PROMPT: Omit the images, then print each record below exactly as it reads.
* begin *
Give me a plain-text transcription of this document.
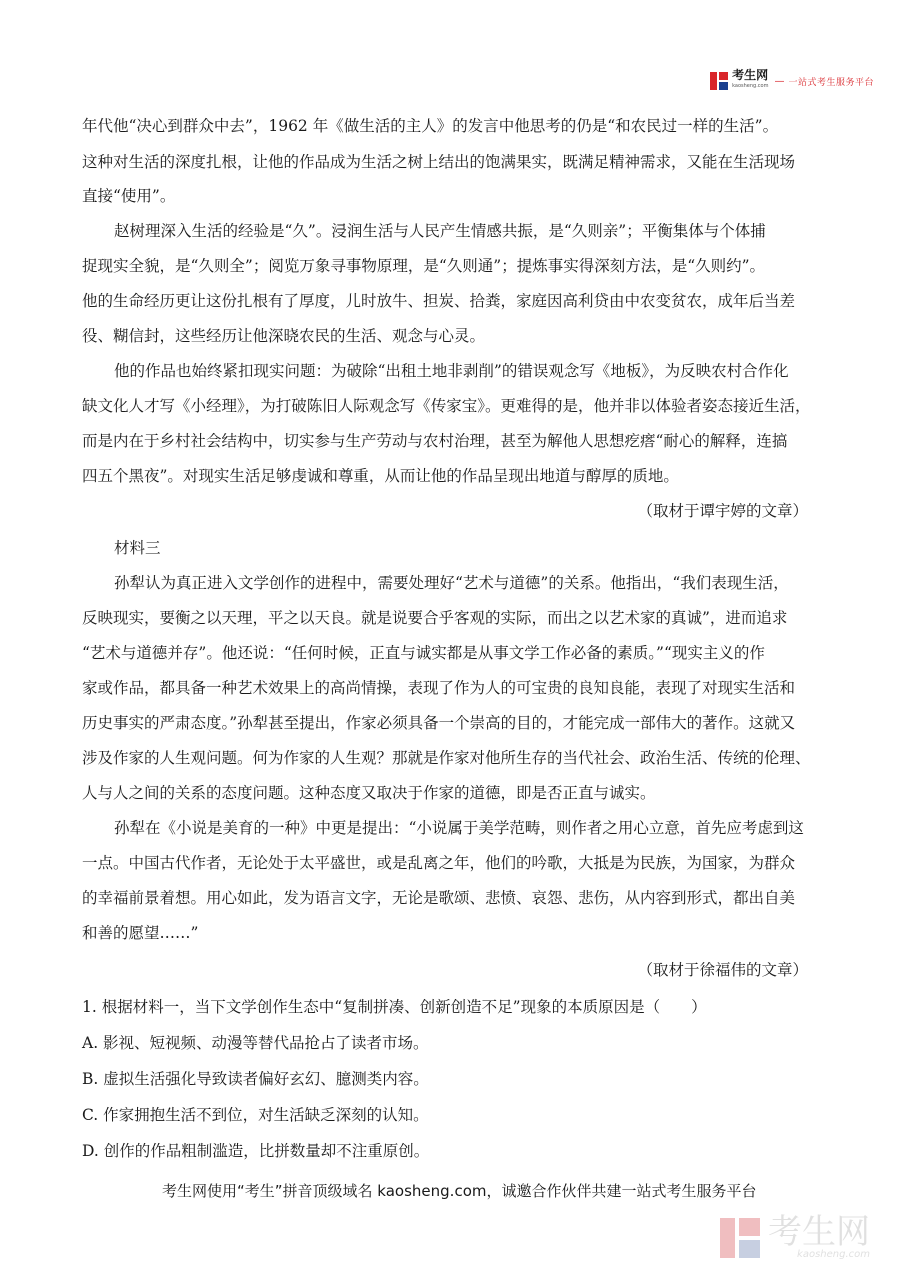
考生网
kaosheng.com — 一站式考生服务平台
年代他“决心到群众中去”，1962 年《做生活的主人》的发言中他思考的仍是“和农民过一样的生活”。
这种对生活的深度扎根，让他的作品成为生活之树上结出的饱满果实，既满足精神需求，又能在生活现场
直接“使用”。
赵树理深入生活的经验是“久”。浸润生活与人民产生情感共振，是“久则亲”；平衡集体与个体捕
捉现实全貌，是“久则全”；阅览万象寻事物原理，是“久则通”；提炼事实得深刻方法，是“久则约”。
他的生命经历更让这份扎根有了厚度，儿时放牛、担炭、拾粪，家庭因高利贷由中农变贫农，成年后当差
役、糊信封，这些经历让他深晓农民的生活、观念与心灵。
他的作品也始终紧扣现实问题：为破除“出租土地非剥削”的错误观念写《地板》，为反映农村合作化
缺文化人才写《小经理》，为打破陈旧人际观念写《传家宝》。更难得的是，他并非以体验者姿态接近生活，
而是内在于乡村社会结构中，切实参与生产劳动与农村治理，甚至为解他人思想疙瘩“耐心的解释，连搞
四五个黑夜”。对现实生活足够虔诚和尊重，从而让他的作品呈现出地道与醇厚的质地。
（取材于谭宇婷的文章）
材料三
孙犁认为真正进入文学创作的进程中，需要处理好“艺术与道德”的关系。他指出，“我们表现生活，
反映现实，要衡之以天理，平之以天良。就是说要合乎客观的实际，而出之以艺术家的真诚”，进而追求
“艺术与道德并存”。他还说：“任何时候，正直与诚实都是从事文学工作必备的素质。”“现实主义的作
家或作品，都具备一种艺术效果上的高尚情操，表现了作为人的可宝贵的良知良能，表现了对现实生活和
历史事实的严肃态度。”孙犁甚至提出，作家必须具备一个崇高的目的，才能完成一部伟大的著作。这就又
涉及作家的人生观问题。何为作家的人生观？那就是作家对他所生存的当代社会、政治生活、传统的伦理、
人与人之间的关系的态度问题。这种态度又取决于作家的道德，即是否正直与诚实。
孙犁在《小说是美育的一种》中更是提出：“小说属于美学范畴，则作者之用心立意，首先应考虑到这
一点。中国古代作者，无论处于太平盛世，或是乱离之年，他们的吟歌，大抵是为民族，为国家，为群众
的幸福前景着想。用心如此，发为语言文字，无论是歌颂、悲愤、哀怨、悲伤，从内容到形式，都出自美
和善的愿望……”
（取材于徐福伟的文章）
1. 根据材料一，当下文学创作生态中“复制拼凑、创新创造不足”现象的本质原因是（　　）
A. 影视、短视频、动漫等替代品抢占了读者市场。
B. 虚拟生活强化导致读者偏好玄幻、臆测类内容。
C. 作家拥抱生活不到位，对生活缺乏深刻的认知。
D. 创作的作品粗制滥造，比拼数量却不注重原创。
考生网使用“考生”拼音顶级域名 kaosheng.com，诚邀合作伙伴共建一站式考生服务平台
考生网
kaosheng.com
* end *
COMPLETE RESPONSE:
Give me a plain-text transcription of this document.
考生网
kaosheng.com — 一站式考生服务平台
年代他“决心到群众中去”，1962 年《做生活的主人》的发言中他思考的仍是“和农民过一样的生活”。
这种对生活的深度扎根，让他的作品成为生活之树上结出的饱满果实，既满足精神需求，又能在生活现场
直接“使用”。
赵树理深入生活的经验是“久”。浸润生活与人民产生情感共振，是“久则亲”；平衡集体与个体捕
捉现实全貌，是“久则全”；阅览万象寻事物原理，是“久则通”；提炼事实得深刻方法，是“久则约”。
他的生命经历更让这份扎根有了厚度，儿时放牛、担炭、拾粪，家庭因高利贷由中农变贫农，成年后当差
役、糊信封，这些经历让他深晓农民的生活、观念与心灵。
他的作品也始终紧扣现实问题：为破除“出租土地非剥削”的错误观念写《地板》，为反映农村合作化
缺文化人才写《小经理》，为打破陈旧人际观念写《传家宝》。更难得的是，他并非以体验者姿态接近生活，
而是内在于乡村社会结构中，切实参与生产劳动与农村治理，甚至为解他人思想疙瘩“耐心的解释，连搞
四五个黑夜”。对现实生活足够虔诚和尊重，从而让他的作品呈现出地道与醇厚的质地。
（取材于谭宇婷的文章）
材料三
孙犁认为真正进入文学创作的进程中，需要处理好“艺术与道德”的关系。他指出，“我们表现生活，
反映现实，要衡之以天理，平之以天良。就是说要合乎客观的实际，而出之以艺术家的真诚”，进而追求
“艺术与道德并存”。他还说：“任何时候，正直与诚实都是从事文学工作必备的素质。”“现实主义的作
家或作品，都具备一种艺术效果上的高尚情操，表现了作为人的可宝贵的良知良能，表现了对现实生活和
历史事实的严肃态度。”孙犁甚至提出，作家必须具备一个崇高的目的，才能完成一部伟大的著作。这就又
涉及作家的人生观问题。何为作家的人生观？那就是作家对他所生存的当代社会、政治生活、传统的伦理、
人与人之间的关系的态度问题。这种态度又取决于作家的道德，即是否正直与诚实。
孙犁在《小说是美育的一种》中更是提出：“小说属于美学范畴，则作者之用心立意，首先应考虑到这
一点。中国古代作者，无论处于太平盛世，或是乱离之年，他们的吟歌，大抵是为民族，为国家，为群众
的幸福前景着想。用心如此，发为语言文字，无论是歌颂、悲愤、哀怨、悲伤，从内容到形式，都出自美
和善的愿望……”
（取材于徐福伟的文章）
1. 根据材料一，当下文学创作生态中“复制拼凑、创新创造不足”现象的本质原因是（　　）
A. 影视、短视频、动漫等替代品抢占了读者市场。
B. 虚拟生活强化导致读者偏好玄幻、臆测类内容。
C. 作家拥抱生活不到位，对生活缺乏深刻的认知。
D. 创作的作品粗制滥造，比拼数量却不注重原创。
考生网使用“考生”拼音顶级域名 kaosheng.com，诚邀合作伙伴共建一站式考生服务平台
考生网
kaosheng.com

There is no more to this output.